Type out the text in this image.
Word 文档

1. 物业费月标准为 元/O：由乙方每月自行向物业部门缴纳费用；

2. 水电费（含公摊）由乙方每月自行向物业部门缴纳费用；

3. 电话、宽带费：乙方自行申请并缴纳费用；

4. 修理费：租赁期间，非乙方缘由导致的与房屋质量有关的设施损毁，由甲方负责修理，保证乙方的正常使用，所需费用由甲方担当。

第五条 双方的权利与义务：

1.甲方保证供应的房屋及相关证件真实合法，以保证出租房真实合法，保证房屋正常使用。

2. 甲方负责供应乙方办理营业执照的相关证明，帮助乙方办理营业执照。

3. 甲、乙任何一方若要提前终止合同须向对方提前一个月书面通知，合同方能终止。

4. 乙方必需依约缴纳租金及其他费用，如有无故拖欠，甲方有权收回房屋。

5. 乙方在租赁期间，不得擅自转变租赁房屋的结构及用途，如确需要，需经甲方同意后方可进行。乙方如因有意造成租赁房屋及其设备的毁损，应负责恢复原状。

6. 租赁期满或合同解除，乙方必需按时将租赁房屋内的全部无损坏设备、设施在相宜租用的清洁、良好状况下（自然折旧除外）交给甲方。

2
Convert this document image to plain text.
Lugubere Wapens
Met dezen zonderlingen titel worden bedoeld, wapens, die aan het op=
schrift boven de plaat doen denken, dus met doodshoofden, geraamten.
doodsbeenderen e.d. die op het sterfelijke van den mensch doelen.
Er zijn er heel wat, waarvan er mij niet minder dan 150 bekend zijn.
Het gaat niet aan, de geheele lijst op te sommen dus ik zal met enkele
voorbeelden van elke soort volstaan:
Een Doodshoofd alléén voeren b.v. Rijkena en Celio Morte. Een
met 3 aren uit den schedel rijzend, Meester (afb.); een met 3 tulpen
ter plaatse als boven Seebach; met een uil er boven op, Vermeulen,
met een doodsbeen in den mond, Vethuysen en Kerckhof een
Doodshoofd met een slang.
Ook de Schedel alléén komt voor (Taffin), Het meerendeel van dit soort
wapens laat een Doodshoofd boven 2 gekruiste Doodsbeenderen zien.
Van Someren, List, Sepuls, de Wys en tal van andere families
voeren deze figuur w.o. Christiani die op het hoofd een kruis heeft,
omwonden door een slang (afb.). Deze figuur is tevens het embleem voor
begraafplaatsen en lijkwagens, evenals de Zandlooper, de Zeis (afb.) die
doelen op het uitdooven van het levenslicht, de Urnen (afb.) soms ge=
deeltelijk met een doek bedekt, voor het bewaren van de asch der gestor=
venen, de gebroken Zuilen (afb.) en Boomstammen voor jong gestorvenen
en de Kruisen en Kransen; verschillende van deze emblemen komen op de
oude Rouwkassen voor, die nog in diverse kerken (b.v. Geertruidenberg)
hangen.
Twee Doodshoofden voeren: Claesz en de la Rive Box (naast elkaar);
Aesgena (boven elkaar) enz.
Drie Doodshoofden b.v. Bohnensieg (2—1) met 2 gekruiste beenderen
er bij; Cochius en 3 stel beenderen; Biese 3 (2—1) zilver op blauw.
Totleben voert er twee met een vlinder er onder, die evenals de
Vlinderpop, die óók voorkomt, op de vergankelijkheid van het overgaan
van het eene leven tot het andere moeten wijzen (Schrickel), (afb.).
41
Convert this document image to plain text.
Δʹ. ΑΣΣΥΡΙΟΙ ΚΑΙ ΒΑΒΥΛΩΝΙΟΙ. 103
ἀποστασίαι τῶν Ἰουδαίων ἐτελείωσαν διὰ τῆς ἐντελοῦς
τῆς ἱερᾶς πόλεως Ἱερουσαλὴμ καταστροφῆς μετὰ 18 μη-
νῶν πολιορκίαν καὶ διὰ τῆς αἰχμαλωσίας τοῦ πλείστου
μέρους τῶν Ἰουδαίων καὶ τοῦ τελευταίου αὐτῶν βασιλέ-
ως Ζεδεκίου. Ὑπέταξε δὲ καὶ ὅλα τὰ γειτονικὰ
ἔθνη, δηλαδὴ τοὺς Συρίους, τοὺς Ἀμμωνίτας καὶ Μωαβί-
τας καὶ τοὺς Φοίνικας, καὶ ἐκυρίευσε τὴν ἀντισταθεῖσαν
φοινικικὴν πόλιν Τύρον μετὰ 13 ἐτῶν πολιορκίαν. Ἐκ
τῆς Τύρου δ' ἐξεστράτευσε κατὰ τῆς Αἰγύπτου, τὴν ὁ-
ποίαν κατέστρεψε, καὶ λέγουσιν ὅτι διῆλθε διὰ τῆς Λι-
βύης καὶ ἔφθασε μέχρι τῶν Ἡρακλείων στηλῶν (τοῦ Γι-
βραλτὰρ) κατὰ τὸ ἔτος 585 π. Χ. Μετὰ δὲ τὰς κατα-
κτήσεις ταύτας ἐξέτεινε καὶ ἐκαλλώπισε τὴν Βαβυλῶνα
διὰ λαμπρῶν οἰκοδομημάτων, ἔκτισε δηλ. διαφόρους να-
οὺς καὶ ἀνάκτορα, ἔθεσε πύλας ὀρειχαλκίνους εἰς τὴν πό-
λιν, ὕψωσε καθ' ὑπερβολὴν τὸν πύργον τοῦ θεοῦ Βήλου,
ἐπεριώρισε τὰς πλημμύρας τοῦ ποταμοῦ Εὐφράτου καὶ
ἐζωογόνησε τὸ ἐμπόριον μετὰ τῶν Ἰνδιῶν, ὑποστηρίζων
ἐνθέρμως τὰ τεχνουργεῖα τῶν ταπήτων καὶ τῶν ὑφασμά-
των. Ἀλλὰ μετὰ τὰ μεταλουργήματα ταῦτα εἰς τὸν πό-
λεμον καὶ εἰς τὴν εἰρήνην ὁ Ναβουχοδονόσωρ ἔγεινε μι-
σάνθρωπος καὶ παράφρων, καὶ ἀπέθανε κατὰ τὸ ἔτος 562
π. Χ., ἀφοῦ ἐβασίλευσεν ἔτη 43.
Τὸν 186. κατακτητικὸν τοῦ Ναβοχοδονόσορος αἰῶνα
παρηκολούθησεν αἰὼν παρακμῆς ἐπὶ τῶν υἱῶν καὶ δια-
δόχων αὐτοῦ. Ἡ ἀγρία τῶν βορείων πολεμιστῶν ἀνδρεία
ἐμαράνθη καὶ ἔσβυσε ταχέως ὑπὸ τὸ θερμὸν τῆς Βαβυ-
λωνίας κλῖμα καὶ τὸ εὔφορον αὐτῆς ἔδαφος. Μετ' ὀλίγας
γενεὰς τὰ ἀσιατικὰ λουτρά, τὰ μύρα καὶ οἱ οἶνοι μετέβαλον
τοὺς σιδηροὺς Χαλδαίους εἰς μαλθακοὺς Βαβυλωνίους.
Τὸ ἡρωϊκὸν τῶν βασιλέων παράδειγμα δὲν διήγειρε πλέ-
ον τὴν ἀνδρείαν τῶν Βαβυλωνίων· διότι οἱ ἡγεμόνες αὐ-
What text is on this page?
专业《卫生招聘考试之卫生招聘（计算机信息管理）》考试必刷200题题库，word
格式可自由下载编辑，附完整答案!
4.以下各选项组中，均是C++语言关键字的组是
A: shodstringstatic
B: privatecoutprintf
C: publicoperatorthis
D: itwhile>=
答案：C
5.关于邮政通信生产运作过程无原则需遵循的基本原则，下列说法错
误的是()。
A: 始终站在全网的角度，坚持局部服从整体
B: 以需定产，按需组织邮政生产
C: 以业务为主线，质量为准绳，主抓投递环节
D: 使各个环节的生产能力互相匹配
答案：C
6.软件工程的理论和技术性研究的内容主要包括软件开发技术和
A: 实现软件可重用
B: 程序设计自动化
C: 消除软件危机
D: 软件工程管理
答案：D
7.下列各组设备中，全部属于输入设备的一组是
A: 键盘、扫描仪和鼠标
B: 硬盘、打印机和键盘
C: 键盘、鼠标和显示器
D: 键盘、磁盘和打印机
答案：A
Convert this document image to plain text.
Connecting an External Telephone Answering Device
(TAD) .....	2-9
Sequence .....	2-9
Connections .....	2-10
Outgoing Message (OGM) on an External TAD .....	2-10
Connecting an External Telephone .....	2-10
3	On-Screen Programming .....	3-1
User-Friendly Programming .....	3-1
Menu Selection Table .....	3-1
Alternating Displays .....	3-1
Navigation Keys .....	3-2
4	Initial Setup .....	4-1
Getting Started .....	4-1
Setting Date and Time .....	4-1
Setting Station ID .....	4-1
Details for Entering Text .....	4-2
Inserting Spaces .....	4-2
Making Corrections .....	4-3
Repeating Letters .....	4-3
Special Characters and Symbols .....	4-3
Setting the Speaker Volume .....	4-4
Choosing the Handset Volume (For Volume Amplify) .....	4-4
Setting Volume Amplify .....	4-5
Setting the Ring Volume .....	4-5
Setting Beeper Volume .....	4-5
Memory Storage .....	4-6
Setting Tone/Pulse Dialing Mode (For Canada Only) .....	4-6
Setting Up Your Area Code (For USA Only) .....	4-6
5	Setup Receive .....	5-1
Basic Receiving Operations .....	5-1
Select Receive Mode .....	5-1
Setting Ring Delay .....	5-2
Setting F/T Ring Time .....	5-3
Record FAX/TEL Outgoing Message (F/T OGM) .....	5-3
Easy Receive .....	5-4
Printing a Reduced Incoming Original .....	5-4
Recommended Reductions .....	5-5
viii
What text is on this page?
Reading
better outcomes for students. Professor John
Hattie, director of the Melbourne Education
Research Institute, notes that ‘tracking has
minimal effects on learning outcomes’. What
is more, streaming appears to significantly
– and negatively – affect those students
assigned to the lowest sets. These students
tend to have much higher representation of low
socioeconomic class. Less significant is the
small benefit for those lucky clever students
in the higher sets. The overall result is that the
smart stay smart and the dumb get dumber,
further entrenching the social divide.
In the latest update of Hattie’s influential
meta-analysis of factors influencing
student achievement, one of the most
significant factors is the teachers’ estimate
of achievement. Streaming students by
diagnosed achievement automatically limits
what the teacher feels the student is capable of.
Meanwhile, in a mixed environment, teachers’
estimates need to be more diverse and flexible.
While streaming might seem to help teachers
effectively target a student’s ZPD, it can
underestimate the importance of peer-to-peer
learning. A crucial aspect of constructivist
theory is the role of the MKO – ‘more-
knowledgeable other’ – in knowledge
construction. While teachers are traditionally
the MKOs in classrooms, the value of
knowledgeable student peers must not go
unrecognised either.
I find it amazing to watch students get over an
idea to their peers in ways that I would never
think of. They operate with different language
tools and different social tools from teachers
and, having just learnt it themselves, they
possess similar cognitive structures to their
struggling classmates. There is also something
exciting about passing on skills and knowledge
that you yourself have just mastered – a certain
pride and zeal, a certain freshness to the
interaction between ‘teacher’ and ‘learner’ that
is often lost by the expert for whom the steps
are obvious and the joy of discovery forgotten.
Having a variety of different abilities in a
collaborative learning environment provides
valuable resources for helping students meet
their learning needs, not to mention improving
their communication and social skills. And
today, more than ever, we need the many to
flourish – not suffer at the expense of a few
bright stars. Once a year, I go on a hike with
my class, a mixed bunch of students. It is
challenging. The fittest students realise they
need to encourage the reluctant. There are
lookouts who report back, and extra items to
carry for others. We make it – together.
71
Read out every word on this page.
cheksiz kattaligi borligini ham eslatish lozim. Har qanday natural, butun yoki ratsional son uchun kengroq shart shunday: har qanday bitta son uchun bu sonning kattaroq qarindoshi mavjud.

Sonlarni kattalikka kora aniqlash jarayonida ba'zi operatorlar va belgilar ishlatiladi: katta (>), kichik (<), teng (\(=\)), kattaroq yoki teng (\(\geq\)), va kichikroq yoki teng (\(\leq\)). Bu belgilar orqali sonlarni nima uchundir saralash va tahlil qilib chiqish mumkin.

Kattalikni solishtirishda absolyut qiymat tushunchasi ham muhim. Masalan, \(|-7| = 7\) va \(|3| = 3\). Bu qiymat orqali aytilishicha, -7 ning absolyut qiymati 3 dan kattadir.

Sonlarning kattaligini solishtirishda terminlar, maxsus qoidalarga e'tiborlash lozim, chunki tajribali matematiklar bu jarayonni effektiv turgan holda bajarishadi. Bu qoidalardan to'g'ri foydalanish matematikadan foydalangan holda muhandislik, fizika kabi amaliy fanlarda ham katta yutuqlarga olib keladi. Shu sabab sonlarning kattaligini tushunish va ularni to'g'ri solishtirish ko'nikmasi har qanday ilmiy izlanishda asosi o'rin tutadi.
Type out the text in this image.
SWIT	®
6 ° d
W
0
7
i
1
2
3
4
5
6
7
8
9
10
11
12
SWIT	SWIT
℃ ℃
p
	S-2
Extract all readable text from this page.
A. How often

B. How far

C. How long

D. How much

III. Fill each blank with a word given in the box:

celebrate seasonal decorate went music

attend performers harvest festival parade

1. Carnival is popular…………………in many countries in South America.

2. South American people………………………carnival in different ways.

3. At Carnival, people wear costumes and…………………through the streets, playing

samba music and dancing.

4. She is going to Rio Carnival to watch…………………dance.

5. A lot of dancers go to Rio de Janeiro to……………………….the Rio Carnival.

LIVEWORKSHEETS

Exercise prompt | Check each line of the material above for "Setup" and say how many lines contain it, giving the number alone.

Task output | 2